## Record extracts:
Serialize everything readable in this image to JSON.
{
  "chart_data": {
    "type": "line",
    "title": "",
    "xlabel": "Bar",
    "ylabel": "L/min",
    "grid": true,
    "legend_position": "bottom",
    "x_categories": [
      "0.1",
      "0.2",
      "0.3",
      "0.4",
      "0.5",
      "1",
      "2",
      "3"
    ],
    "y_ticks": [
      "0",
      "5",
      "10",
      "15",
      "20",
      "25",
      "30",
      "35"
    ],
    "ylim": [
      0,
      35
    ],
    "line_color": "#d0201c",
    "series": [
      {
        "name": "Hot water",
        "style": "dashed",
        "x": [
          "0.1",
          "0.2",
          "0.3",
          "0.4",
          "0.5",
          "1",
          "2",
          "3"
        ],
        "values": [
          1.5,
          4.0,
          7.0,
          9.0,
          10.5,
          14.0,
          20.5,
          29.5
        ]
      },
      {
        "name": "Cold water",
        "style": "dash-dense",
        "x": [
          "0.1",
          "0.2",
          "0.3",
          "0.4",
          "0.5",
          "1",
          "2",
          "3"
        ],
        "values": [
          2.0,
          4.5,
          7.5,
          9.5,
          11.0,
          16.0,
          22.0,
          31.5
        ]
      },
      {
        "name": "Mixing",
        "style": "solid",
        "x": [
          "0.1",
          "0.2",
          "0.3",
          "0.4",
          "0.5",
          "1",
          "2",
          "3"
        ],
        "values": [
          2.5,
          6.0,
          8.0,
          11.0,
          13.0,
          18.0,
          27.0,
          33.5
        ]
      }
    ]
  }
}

## Problem requirements:
In full and verbatim, repeat the records given above.

## Complete response:
Serialize everything readable in this image to JSON.
{
  "chart_data": {
    "type": "line",
    "title": "",
    "xlabel": "Bar",
    "ylabel": "L/min",
    "grid": true,
    "legend_position": "bottom",
    "x_categories": [
      "0.1",
      "0.2",
      "0.3",
      "0.4",
      "0.5",
      "1",
      "2",
      "3"
    ],
    "y_ticks": [
      "0",
      "5",
      "10",
      "15",
      "20",
      "25",
      "30",
      "35"
    ],
    "ylim": [
      0,
      35
    ],
    "line_color": "#d0201c",
    "series": [
      {
        "name": "Hot water",
        "style": "dashed",
        "x": [
          "0.1",
          "0.2",
          "0.3",
          "0.4",
          "0.5",
          "1",
          "2",
          "3"
        ],
        "values": [
          1.5,
          4.0,
          7.0,
          9.0,
          10.5,
          14.0,
          20.5,
          29.5
        ]
      },
      {
        "name": "Cold water",
        "style": "dash-dense",
        "x": [
          "0.1",
          "0.2",
          "0.3",
          "0.4",
          "0.5",
          "1",
          "2",
          "3"
        ],
        "values": [
          2.0,
          4.5,
          7.5,
          9.5,
          11.0,
          16.0,
          22.0,
          31.5
        ]
      },
      {
        "name": "Mixing",
        "style": "solid",
        "x": [
          "0.1",
          "0.2",
          "0.3",
          "0.4",
          "0.5",
          "1",
          "2",
          "3"
        ],
        "values": [
          2.5,
          6.0,
          8.0,
          11.0,
          13.0,
          18.0,
          27.0,
          33.5
        ]
      }
    ]
  }
}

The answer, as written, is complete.